- [REQUIRED TASK] Print out the material that follows word for word.

- [MATERIAL FOR THIS EXERCISE]
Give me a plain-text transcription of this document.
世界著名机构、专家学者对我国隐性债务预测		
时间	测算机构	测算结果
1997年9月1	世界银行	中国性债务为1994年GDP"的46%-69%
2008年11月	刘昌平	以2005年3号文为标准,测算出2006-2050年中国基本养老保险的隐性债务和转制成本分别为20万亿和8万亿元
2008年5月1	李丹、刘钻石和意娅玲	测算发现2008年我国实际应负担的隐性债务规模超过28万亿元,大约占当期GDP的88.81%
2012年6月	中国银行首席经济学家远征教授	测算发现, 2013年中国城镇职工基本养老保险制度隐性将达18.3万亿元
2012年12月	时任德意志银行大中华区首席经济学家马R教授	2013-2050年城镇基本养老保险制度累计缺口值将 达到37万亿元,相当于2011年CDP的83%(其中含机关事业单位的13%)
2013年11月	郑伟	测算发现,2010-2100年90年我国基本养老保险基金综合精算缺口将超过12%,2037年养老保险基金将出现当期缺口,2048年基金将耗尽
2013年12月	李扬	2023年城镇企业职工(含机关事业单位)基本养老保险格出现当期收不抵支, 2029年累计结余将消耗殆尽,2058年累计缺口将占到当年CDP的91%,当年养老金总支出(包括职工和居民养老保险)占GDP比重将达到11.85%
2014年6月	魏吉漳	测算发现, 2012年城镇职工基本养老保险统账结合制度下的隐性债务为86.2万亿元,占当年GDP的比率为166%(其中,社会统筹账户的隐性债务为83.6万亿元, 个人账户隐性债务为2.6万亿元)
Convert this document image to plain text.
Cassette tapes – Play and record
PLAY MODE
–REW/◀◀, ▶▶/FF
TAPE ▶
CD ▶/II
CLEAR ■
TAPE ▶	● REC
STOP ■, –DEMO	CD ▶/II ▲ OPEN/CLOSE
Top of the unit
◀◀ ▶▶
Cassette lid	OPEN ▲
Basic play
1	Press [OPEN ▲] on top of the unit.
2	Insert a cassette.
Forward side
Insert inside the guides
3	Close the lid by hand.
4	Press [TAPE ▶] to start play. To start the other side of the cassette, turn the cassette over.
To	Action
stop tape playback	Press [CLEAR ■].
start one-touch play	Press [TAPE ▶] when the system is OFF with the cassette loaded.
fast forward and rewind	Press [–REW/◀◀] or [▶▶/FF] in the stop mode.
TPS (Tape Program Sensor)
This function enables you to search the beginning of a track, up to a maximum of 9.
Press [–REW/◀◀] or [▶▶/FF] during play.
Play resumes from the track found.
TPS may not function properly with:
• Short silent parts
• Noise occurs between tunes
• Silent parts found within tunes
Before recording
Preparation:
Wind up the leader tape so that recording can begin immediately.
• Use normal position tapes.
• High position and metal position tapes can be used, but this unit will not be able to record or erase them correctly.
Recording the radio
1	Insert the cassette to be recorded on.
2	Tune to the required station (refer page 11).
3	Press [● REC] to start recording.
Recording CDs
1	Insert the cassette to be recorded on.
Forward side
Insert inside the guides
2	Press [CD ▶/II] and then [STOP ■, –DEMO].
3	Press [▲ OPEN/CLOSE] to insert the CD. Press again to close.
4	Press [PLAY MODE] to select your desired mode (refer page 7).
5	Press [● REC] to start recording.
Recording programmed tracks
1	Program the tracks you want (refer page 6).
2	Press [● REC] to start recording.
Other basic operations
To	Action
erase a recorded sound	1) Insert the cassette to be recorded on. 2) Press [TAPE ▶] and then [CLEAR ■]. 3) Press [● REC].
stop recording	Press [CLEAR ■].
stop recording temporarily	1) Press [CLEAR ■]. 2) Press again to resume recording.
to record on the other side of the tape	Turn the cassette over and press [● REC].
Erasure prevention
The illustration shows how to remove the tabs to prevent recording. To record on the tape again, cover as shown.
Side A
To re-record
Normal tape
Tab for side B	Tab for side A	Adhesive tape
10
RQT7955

- [ANSWER]
Give me a plain-text transcription of this document.
世界著名机构、专家学者对我国隐性债务预测		
时间	测算机构	测算结果
1997年9月1	世界银行	中国性债务为1994年GDP"的46%-69%
2008年11月	刘昌平	以2005年3号文为标准,测算出2006-2050年中国基本养老保险的隐性债务和转制成本分别为20万亿和8万亿元
2008年5月1	李丹、刘钻石和意娅玲	测算发现2008年我国实际应负担的隐性债务规模超过28万亿元,大约占当期GDP的88.81%
2012年6月	中国银行首席经济学家远征教授	测算发现, 2013年中国城镇职工基本养老保险制度隐性将达18.3万亿元
2012年12月	时任德意志银行大中华区首席经济学家马R教授	2013-2050年城镇基本养老保险制度累计缺口值将 达到37万亿元,相当于2011年CDP的83%(其中含机关事业单位的13%)
2013年11月	郑伟	测算发现,2010-2100年90年我国基本养老保险基金综合精算缺口将超过12%,2037年养老保险基金将出现当期缺口,2048年基金将耗尽
2013年12月	李扬	2023年城镇企业职工(含机关事业单位)基本养老保险格出现当期收不抵支, 2029年累计结余将消耗殆尽,2058年累计缺口将占到当年CDP的91%,当年养老金总支出(包括职工和居民养老保险)占GDP比重将达到11.85%
2014年6月	魏吉漳	测算发现, 2012年城镇职工基本养老保险统账结合制度下的隐性债务为86.2万亿元,占当年GDP的比率为166%(其中,社会统筹账户的隐性债务为83.6万亿元, 个人账户隐性债务为2.6万亿元)
Convert this document image to plain text.
Cassette tapes – Play and record
PLAY MODE
–REW/◀◀, ▶▶/FF
TAPE ▶
CD ▶/II
CLEAR ■
TAPE ▶	● REC
STOP ■, –DEMO	CD ▶/II ▲ OPEN/CLOSE
Top of the unit
◀◀ ▶▶
Cassette lid	OPEN ▲
Basic play
1	Press [OPEN ▲] on top of the unit.
2	Insert a cassette.
Forward side
Insert inside the guides
3	Close the lid by hand.
4	Press [TAPE ▶] to start play. To start the other side of the cassette, turn the cassette over.
To	Action
stop tape playback	Press [CLEAR ■].
start one-touch play	Press [TAPE ▶] when the system is OFF with the cassette loaded.
fast forward and rewind	Press [–REW/◀◀] or [▶▶/FF] in the stop mode.
TPS (Tape Program Sensor)
This function enables you to search the beginning of a track, up to a maximum of 9.
Press [–REW/◀◀] or [▶▶/FF] during play.
Play resumes from the track found.
TPS may not function properly with:
• Short silent parts
• Noise occurs between tunes
• Silent parts found within tunes
Before recording
Preparation:
Wind up the leader tape so that recording can begin immediately.
• Use normal position tapes.
• High position and metal position tapes can be used, but this unit will not be able to record or erase them correctly.
Recording the radio
1	Insert the cassette to be recorded on.
2	Tune to the required station (refer page 11).
3	Press [● REC] to start recording.
Recording CDs
1	Insert the cassette to be recorded on.
Forward side
Insert inside the guides
2	Press [CD ▶/II] and then [STOP ■, –DEMO].
3	Press [▲ OPEN/CLOSE] to insert the CD. Press again to close.
4	Press [PLAY MODE] to select your desired mode (refer page 7).
5	Press [● REC] to start recording.
Recording programmed tracks
1	Program the tracks you want (refer page 6).
2	Press [● REC] to start recording.
Other basic operations
To	Action
erase a recorded sound	1) Insert the cassette to be recorded on. 2) Press [TAPE ▶] and then [CLEAR ■]. 3) Press [● REC].
stop recording	Press [CLEAR ■].
stop recording temporarily	1) Press [CLEAR ■]. 2) Press again to resume recording.
to record on the other side of the tape	Turn the cassette over and press [● REC].
Erasure prevention
The illustration shows how to remove the tabs to prevent recording. To record on the tape again, cover as shown.
Side A
To re-record
Normal tape
Tab for side B	Tab for side A	Adhesive tape
10
RQT7955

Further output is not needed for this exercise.